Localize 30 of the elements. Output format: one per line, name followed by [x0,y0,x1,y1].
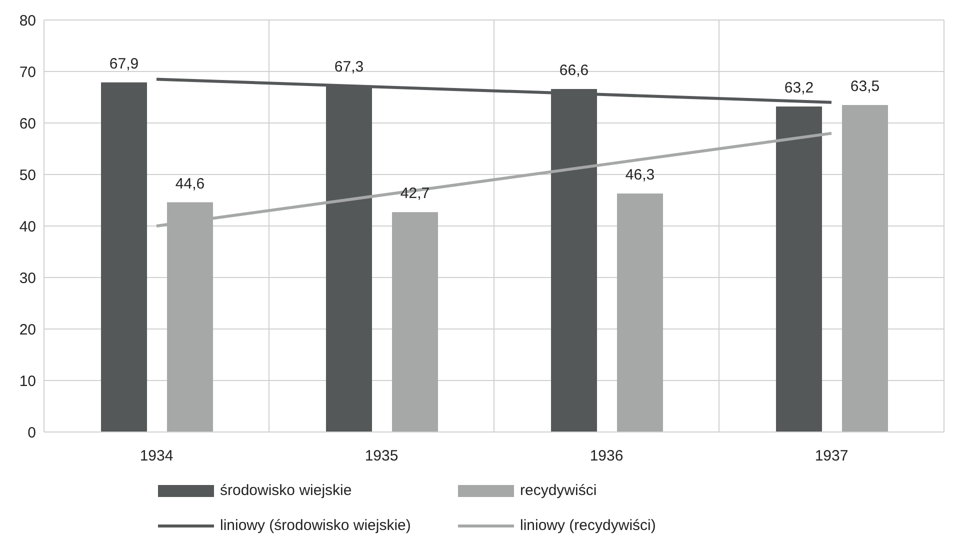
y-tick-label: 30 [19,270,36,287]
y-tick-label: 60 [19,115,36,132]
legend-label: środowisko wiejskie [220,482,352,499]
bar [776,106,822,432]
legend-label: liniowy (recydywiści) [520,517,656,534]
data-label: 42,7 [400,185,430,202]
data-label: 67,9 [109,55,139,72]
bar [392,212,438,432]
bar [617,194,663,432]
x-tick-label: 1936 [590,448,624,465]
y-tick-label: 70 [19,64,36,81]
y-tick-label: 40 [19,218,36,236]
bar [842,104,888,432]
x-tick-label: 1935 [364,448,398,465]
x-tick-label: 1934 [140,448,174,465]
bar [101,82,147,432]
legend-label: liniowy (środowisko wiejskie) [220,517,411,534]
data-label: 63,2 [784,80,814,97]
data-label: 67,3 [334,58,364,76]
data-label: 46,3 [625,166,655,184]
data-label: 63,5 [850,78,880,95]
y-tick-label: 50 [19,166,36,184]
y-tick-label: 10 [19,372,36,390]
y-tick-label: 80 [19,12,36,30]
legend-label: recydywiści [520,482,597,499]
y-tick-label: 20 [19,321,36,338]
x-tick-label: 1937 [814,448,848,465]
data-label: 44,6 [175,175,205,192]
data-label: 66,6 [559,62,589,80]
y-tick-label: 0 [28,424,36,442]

==

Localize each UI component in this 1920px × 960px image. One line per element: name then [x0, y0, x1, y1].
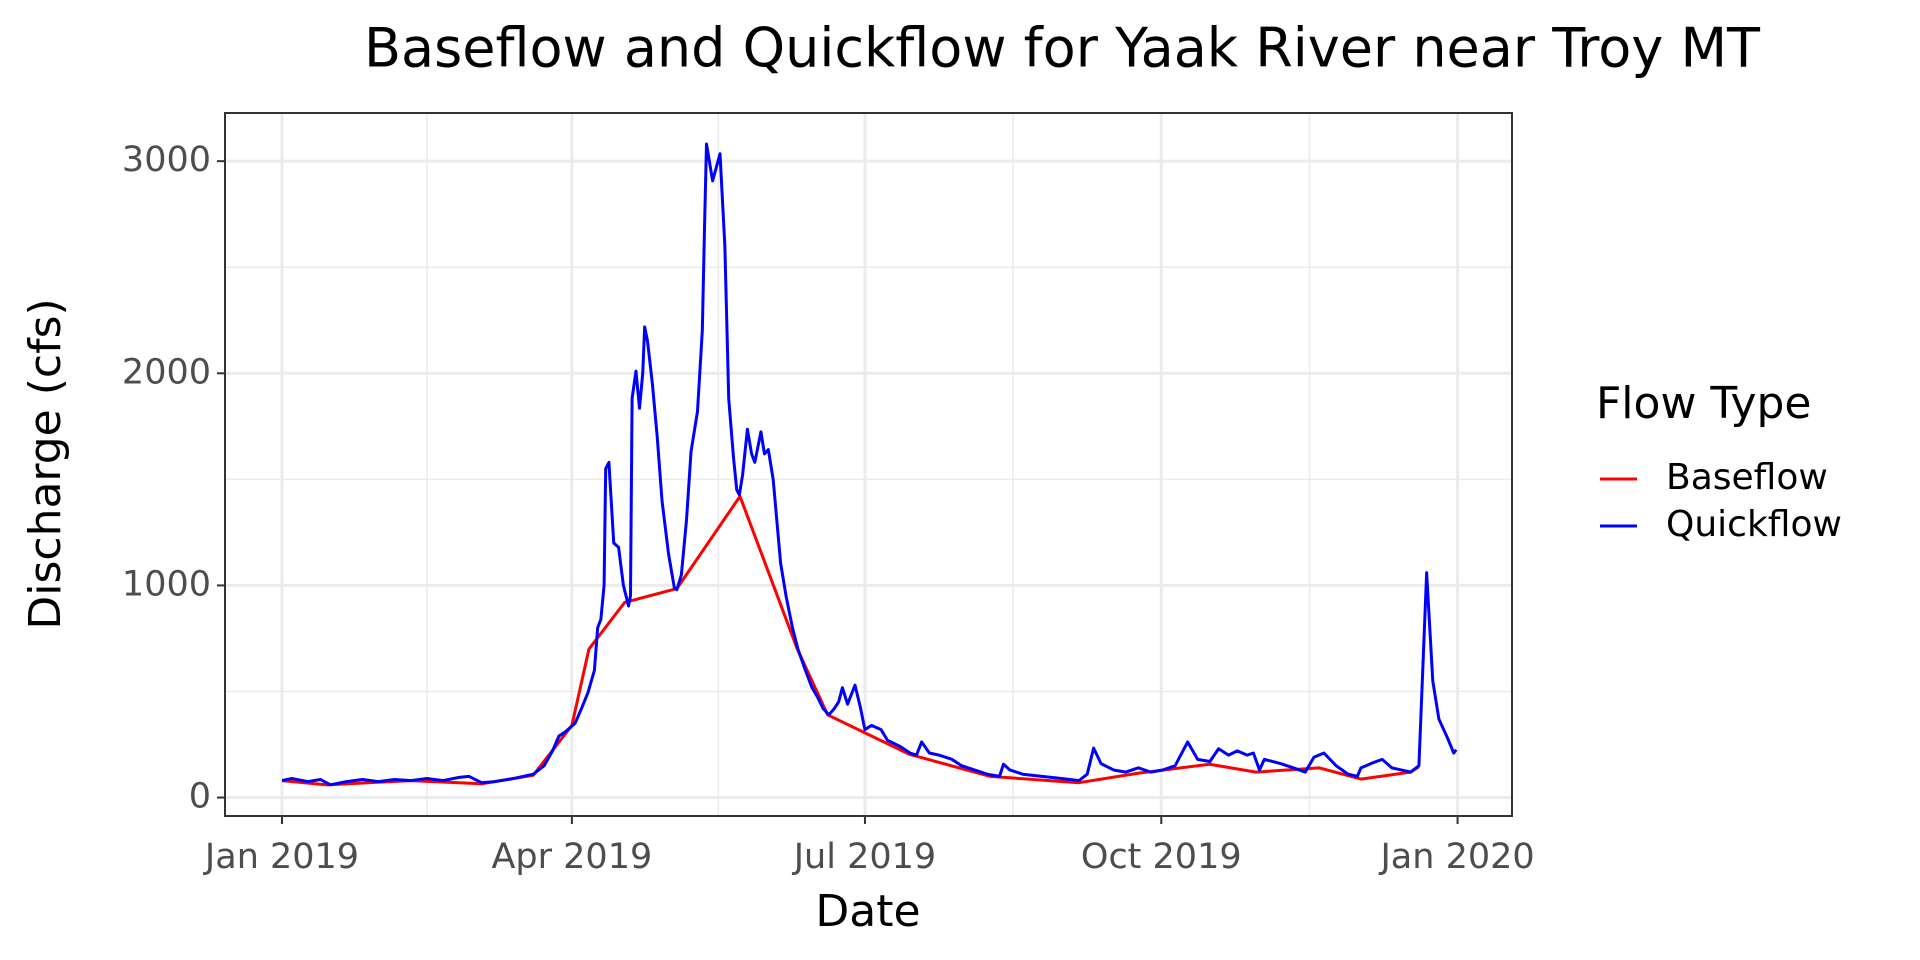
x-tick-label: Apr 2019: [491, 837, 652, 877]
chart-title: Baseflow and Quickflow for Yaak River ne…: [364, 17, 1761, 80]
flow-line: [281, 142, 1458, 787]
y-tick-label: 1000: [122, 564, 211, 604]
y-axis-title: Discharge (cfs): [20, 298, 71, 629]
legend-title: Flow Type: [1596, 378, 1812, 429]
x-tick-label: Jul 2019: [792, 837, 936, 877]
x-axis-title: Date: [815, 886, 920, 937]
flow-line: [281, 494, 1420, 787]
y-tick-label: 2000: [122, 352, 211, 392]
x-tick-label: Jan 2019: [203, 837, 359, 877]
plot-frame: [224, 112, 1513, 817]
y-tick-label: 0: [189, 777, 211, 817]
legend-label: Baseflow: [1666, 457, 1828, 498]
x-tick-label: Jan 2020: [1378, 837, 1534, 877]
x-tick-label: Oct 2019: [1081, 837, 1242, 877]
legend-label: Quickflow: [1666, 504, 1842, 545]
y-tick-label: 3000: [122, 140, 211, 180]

** Prompt **
Please format the rows above, from the line containing "Localize 30 of" through the line containing "y-tick-label: 0 [28,424,36,442]" with both of those lines included, as a JSON list of strings with one string per line. Leave out blank lines and the pictures.

** Worked answer **
[
  "Localize 30 of the elements. Output format: one per line, name followed by [x0,y0,x1,y1].",
  "y-tick-label: 30 [19,270,36,287]",
  "y-tick-label: 60 [19,115,36,132]",
  "legend-label: środowisko wiejskie [220,482,352,499]",
  "bar [776,106,822,432]",
  "legend-label: liniowy (recydywiści) [520,517,656,534]",
  "data-label: 42,7 [400,185,430,202]",
  "data-label: 67,9 [109,55,139,72]",
  "bar [392,212,438,432]",
  "bar [617,194,663,432]",
  "x-tick-label: 1936 [590,448,624,465]",
  "y-tick-label: 70 [19,64,36,81]",
  "y-tick-label: 40 [19,218,36,236]",
  "bar [842,104,888,432]",
  "x-tick-label: 1935 [364,448,398,465]",
  "x-tick-label: 1934 [140,448,174,465]",
  "bar [101,82,147,432]",
  "legend-label: liniowy (środowisko wiejskie) [220,517,411,534]",
  "data-label: 63,2 [784,80,814,97]",
  "data-label: 67,3 [334,58,364,76]",
  "data-label: 46,3 [625,166,655,184]",
  "data-label: 63,5 [850,78,880,95]",
  "y-tick-label: 50 [19,166,36,184]",
  "y-tick-label: 10 [19,372,36,390]",
  "y-tick-label: 80 [19,12,36,30]",
  "legend-label: recydywiści [520,482,597,499]",
  "y-tick-label: 20 [19,321,36,338]",
  "x-tick-label: 1937 [814,448,848,465]",
  "data-label: 44,6 [175,175,205,192]",
  "data-label: 66,6 [559,62,589,80]",
  "y-tick-label: 0 [28,424,36,442]"
]